NICOSIA -- Investing in education in times of crisis will have a positive impact and help build a better Europe, Cyprus Minister of Education and Culture Giorgos Demosthenous noted on Friday, following the conclusion of the Informal Council of EU Ministers of Education, in Nicosia.
European Commissioner for Education, Culture, Multilingualism and Youth, Androulla Vassiliou said from her part that education lies in the centre of EU policies, aiming at boosting employment and growth.
The two-day Informal Council, held on October 4 and 5 in the framework of the Cyprus Presidency of the Council of the EU, focused on the contribution of education in the economic development of member states and the welfare of European citizens, as well as on the problem of illiteracy.
During the two-day session Cypriot Nobel laureate, Professor Christopher Pissarides and Professor Georgios Tsiakalos, member of the High Level Group of Experts on Literacy presented their views to the Council’s participants.
Speaking to the Press after the Council’s conclusion, Demosthenous said that investing in education should remain a key priority.
Outlining the main points in Pissarides’ intervention during yesterday’s session, the Minister noted in particular his reference on the contribution of education in alleviating the repercussions of the financial crisis, while adding that improving its quality should remain a prime objective.
Commissioner Vassiliou referred from her part to the EU’s two main objectives, including the reduction of early school leavers and the increase in the number of higher education graduates.
She noted that 30% of jobs that will be created by 2020 will demand higher skills, asking therefore for higher education graduates.
On the problem of illiteracy, which also concerned the work of the Informal Council, both the Cypriot Minister and the European Commissioner noted its negative impact on society.
Demosthenous said that both the member states and the European Commission will work together in order to decrease illiteracy quotas in Europe, while Vassiliou said that a coordinated action at European level and between member states was necessary, in order to promote best practices in tackling the problem.

+++

## TASK OBJECTIVE
Answer these about the article on the Informal Council of EU education ministers in Nicosia:
(a) On which dates was the Informal Council held?
(b) According to Vassiliou, what share of jobs created by 2020 will demand higher skills?
(c) Which two professors presented their views to the Council's participants?

## SUPPLIED MATERIAL
+++

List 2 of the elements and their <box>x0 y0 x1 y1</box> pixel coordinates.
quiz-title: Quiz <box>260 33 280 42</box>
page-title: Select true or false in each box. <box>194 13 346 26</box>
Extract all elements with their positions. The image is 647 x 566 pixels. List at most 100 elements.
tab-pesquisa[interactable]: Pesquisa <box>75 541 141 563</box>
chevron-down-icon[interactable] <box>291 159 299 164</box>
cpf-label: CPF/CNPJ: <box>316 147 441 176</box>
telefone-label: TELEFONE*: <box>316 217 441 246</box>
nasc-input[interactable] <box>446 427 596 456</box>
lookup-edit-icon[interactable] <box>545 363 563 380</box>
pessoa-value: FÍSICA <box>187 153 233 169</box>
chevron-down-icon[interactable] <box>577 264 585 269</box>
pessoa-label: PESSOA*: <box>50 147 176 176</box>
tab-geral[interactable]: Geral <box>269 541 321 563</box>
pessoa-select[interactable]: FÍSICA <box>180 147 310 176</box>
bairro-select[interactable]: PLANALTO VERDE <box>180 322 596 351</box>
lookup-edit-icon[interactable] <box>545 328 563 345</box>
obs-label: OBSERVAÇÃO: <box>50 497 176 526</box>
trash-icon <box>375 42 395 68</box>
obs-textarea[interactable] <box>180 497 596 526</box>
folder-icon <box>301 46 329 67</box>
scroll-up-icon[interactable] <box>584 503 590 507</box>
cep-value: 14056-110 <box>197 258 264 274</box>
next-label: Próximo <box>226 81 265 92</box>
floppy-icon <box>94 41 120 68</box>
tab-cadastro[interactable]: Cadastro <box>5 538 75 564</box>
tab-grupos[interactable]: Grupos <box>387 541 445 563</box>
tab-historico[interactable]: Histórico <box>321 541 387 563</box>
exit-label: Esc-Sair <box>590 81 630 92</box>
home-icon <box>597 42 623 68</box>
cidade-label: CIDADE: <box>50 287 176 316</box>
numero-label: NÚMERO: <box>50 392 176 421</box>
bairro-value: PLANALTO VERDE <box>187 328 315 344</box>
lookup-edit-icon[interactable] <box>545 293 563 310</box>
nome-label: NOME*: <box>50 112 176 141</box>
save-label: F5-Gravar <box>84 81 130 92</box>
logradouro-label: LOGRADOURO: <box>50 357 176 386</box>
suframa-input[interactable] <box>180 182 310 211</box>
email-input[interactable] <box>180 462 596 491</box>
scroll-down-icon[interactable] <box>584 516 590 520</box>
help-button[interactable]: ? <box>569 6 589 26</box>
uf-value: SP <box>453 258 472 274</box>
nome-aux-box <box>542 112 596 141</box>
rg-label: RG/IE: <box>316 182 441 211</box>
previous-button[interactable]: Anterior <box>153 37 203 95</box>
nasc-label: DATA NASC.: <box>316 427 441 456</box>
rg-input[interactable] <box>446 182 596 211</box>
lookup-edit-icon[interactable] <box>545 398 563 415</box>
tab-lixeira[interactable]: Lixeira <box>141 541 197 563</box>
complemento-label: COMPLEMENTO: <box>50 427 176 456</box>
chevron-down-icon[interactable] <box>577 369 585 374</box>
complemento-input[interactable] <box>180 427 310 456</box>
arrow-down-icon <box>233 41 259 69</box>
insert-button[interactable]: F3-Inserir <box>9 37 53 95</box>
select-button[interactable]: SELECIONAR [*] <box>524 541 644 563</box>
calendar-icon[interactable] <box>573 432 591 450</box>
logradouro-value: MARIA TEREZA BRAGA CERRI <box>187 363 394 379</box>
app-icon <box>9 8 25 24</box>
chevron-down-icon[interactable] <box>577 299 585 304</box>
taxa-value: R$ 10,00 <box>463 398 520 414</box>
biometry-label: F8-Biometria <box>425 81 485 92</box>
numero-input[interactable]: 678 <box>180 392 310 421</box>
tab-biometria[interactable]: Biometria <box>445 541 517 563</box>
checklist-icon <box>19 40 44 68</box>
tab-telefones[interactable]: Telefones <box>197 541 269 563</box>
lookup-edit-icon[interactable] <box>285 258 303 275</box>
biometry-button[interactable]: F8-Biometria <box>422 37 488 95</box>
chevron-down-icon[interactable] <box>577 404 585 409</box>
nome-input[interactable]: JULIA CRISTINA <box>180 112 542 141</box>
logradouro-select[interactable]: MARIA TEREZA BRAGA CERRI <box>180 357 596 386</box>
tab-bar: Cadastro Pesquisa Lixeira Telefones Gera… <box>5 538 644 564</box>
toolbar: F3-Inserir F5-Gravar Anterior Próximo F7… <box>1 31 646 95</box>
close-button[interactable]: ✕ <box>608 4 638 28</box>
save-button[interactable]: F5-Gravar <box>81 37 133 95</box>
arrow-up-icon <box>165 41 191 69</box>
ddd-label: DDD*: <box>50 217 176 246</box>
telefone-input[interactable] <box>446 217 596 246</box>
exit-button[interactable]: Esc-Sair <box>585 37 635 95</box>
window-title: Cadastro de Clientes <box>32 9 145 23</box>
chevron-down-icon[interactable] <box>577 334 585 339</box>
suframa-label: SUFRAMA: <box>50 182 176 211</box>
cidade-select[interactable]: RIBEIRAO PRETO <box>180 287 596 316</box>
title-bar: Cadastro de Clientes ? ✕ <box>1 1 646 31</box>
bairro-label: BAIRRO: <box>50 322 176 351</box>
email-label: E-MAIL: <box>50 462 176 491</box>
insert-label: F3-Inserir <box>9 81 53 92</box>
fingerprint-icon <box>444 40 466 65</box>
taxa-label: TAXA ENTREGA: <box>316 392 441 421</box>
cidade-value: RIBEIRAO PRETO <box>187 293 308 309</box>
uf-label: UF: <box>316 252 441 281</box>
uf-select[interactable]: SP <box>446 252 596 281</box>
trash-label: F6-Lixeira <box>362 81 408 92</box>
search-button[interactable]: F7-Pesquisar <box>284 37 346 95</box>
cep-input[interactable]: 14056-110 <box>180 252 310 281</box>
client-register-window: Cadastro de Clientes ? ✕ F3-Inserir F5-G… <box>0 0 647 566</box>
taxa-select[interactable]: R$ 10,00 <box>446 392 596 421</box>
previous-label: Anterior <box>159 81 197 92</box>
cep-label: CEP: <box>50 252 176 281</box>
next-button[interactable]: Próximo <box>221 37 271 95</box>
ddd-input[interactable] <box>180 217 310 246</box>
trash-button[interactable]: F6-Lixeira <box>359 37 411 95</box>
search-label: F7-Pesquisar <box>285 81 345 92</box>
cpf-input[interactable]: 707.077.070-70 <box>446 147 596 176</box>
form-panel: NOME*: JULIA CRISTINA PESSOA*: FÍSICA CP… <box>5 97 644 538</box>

+++

## RESPONSE BELOW
(a) October 4 and 5
(b) 30%
(c) Christopher Pissarides and Georgios Tsiakalos